- **AIM**:
Rewrite the lines from the one containing "Localize all elements." up to and including the one containing "sidebar-channel[interactable]: Classybeef Slots" as a numbered list, omitting any blank lines.

- **INFORMATION GIVEN**:
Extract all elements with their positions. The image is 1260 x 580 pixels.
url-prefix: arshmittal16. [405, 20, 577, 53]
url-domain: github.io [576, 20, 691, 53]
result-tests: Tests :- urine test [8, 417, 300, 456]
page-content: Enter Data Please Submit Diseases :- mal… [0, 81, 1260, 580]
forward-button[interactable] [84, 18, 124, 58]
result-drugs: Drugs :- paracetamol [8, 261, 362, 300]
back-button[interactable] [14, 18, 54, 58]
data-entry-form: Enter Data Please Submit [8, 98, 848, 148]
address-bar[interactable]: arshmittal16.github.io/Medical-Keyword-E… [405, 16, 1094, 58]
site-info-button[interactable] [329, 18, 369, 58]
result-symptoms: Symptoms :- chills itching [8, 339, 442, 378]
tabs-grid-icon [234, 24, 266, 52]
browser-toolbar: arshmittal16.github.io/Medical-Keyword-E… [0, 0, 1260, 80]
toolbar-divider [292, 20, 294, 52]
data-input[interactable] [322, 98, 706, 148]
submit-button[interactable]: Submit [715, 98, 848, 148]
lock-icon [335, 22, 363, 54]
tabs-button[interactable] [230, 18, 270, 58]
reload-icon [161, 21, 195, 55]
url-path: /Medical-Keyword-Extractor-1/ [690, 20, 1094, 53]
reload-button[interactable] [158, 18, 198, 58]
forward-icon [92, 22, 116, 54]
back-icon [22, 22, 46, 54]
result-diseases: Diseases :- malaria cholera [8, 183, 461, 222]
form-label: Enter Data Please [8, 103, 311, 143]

...

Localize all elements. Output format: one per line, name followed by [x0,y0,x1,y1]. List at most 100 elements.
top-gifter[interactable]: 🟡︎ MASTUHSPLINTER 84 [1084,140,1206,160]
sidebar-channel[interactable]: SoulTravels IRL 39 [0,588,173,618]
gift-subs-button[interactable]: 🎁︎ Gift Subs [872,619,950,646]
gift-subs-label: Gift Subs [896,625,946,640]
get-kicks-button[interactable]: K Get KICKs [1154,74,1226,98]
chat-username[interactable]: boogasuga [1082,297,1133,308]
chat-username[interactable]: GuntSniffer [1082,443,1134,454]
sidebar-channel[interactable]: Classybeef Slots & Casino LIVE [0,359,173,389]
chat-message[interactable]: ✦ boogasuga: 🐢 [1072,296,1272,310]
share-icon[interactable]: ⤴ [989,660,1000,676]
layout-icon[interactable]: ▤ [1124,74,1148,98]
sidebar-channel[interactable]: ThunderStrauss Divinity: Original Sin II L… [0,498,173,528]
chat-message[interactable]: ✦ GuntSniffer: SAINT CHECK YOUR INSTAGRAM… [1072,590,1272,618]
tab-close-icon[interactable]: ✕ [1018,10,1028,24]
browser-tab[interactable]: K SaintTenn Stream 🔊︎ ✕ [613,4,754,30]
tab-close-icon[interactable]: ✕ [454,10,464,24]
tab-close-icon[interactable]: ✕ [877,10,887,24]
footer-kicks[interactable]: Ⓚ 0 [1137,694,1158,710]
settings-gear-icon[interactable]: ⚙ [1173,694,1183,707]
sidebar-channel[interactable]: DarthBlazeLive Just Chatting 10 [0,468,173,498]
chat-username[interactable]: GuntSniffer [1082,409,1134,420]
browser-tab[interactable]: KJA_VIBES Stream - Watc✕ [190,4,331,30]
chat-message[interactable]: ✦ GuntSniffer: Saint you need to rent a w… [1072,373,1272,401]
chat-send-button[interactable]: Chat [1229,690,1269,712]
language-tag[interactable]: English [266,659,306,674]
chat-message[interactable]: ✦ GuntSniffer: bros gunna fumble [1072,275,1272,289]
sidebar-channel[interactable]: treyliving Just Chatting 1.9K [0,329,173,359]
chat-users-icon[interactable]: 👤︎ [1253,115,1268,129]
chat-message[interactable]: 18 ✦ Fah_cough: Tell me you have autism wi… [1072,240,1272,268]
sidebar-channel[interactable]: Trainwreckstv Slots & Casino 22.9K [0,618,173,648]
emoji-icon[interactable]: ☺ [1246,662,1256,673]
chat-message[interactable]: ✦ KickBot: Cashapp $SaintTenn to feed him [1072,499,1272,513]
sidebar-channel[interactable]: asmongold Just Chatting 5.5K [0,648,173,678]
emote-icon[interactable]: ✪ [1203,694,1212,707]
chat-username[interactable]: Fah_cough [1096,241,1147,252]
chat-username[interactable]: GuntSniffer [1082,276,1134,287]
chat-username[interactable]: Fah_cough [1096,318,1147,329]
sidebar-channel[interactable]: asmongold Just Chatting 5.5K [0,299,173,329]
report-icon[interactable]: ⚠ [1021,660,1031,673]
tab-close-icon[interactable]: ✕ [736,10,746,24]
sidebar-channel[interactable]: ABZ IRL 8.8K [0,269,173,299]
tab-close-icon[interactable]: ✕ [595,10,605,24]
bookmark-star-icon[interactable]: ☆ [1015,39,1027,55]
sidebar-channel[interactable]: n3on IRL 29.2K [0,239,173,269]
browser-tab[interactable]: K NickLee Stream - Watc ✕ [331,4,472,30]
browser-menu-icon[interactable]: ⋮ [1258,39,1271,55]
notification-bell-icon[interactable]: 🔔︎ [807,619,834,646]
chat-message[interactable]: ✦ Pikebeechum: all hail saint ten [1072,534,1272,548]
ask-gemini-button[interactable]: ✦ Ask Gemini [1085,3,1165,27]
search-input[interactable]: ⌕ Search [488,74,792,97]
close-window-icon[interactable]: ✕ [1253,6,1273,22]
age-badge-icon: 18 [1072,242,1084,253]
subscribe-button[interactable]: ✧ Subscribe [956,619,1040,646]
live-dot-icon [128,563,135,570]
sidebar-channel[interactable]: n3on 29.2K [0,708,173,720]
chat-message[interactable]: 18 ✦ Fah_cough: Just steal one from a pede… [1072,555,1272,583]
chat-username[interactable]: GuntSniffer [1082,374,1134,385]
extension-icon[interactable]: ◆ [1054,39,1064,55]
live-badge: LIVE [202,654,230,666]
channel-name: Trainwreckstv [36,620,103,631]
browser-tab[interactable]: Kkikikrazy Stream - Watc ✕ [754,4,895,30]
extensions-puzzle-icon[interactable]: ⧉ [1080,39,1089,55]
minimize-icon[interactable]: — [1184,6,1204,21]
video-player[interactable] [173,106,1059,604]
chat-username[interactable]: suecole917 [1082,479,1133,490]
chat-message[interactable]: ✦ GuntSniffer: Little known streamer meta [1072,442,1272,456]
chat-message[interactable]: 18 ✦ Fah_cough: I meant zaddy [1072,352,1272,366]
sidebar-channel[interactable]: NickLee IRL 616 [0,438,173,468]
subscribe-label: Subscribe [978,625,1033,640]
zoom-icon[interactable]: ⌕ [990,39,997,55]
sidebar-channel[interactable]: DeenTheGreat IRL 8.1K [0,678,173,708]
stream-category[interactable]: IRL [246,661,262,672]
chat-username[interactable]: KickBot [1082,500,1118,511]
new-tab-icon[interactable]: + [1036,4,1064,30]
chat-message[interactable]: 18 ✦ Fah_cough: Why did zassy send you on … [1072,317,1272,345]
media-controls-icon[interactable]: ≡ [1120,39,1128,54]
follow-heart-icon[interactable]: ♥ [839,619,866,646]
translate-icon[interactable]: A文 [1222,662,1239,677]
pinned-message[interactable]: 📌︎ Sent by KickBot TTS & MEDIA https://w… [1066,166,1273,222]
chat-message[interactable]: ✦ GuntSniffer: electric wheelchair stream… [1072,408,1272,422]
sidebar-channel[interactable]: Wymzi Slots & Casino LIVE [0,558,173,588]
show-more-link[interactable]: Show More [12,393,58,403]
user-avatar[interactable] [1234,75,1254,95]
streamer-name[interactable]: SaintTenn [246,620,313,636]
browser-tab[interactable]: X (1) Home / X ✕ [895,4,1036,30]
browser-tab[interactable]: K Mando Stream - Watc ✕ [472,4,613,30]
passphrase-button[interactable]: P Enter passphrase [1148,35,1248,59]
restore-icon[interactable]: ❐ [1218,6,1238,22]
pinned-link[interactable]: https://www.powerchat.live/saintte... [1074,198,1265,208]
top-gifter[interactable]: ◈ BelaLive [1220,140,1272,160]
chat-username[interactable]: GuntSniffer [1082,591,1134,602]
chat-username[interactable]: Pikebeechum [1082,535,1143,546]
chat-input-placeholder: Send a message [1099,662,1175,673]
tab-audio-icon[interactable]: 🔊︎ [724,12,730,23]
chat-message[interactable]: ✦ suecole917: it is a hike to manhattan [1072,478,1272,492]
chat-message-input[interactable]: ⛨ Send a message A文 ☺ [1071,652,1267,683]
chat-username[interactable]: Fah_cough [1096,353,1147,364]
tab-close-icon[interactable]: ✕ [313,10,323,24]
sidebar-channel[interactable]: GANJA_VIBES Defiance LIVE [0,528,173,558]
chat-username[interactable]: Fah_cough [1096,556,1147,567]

* * *

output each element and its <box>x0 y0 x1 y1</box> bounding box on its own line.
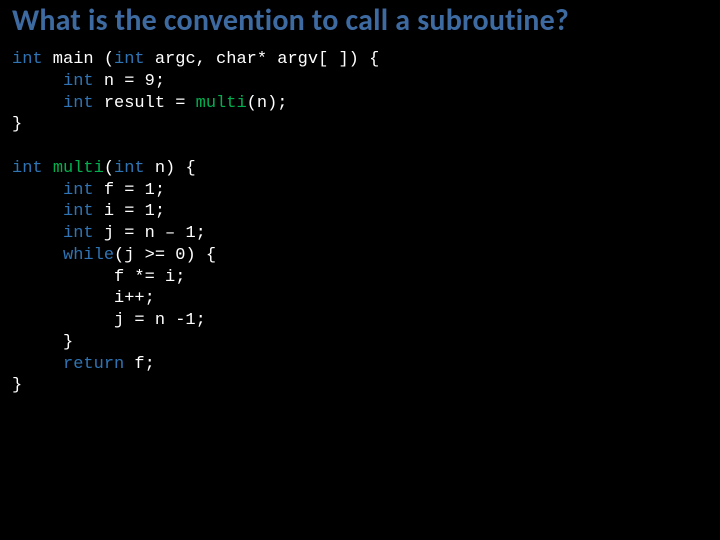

- **EXERCISE OUTPUT**:
1. Localize all elements. Output format: one per line, name followed by [x0,y0,x1,y1]. List at most 100 elements.
2. top-gifter[interactable]: 🟡︎ MASTUHSPLINTER 84 [1084,140,1206,160]
3. sidebar-channel[interactable]: SoulTravels IRL 39 [0,588,173,618]
4. gift-subs-button[interactable]: 🎁︎ Gift Subs [872,619,950,646]
5. gift-subs-label: Gift Subs [896,625,946,640]
6. get-kicks-button[interactable]: K Get KICKs [1154,74,1226,98]
7. chat-username[interactable]: boogasuga [1082,297,1133,308]
8. chat-username[interactable]: GuntSniffer [1082,443,1134,454]
9. sidebar-channel[interactable]: Classybeef Slots & Casino LIVE [0,359,173,389]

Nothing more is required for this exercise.